## WHAT NEEDS TO BE DONE:
Tally the lines in the listing below that include "unknown". Answer with the count and nothing more.

** start DATA **

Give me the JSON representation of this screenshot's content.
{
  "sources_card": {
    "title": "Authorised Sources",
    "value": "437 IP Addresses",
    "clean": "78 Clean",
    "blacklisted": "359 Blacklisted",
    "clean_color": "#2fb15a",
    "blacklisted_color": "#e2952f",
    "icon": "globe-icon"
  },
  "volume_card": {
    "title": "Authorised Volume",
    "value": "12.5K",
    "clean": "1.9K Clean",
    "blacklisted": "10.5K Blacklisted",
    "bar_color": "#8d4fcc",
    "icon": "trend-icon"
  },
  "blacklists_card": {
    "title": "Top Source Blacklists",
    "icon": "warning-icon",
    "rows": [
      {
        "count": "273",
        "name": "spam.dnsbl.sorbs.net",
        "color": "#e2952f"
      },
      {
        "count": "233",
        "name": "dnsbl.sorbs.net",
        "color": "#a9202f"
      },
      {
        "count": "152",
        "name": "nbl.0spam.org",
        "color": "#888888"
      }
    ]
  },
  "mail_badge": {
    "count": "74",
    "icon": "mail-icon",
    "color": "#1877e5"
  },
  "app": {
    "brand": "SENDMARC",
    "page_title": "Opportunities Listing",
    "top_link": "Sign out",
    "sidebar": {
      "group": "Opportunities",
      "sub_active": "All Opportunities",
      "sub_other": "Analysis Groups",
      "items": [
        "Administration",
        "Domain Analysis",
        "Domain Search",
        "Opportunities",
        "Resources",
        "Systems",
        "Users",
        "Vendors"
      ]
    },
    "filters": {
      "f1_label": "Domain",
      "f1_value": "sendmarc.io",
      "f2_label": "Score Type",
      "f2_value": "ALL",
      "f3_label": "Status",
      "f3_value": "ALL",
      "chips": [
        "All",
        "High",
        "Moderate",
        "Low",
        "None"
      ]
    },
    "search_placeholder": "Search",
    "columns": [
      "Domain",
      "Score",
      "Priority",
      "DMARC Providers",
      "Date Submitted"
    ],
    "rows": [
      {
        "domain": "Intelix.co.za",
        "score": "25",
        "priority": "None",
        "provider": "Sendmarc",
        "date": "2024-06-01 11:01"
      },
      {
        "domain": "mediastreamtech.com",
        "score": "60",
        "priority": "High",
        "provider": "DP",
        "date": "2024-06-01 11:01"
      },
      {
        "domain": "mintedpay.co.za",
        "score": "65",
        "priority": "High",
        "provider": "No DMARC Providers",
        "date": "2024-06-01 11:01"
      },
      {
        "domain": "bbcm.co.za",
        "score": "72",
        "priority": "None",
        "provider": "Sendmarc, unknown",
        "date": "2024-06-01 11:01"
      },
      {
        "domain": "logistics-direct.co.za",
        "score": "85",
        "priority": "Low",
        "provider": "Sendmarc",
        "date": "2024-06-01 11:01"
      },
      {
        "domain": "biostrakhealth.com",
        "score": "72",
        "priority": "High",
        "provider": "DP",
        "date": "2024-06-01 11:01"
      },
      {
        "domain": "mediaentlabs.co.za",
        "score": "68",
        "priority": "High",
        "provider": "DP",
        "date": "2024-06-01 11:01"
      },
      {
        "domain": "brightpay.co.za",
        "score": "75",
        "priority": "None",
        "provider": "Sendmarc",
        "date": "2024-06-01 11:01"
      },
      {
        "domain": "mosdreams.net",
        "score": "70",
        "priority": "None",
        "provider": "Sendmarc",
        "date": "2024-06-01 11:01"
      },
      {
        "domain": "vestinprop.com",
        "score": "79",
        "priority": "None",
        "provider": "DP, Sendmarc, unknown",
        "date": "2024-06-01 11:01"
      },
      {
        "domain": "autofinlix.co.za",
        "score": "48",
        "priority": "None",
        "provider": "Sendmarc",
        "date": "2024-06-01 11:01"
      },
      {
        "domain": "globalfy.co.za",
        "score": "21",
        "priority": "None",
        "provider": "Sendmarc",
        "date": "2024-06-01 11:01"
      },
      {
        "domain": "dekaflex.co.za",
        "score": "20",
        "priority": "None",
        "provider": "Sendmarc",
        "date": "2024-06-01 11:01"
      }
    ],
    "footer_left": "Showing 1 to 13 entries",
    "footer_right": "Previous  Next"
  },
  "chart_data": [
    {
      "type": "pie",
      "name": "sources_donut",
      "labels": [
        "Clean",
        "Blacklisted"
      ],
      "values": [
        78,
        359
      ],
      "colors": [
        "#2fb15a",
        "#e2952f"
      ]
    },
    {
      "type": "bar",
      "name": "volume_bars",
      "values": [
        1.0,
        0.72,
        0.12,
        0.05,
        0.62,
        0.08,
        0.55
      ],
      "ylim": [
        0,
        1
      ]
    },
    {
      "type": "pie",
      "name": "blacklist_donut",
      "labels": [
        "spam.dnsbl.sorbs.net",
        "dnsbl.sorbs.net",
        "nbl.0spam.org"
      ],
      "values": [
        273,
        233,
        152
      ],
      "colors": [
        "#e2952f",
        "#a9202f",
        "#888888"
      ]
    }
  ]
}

** end DATA **

## COMPLETE OUTPUT:
2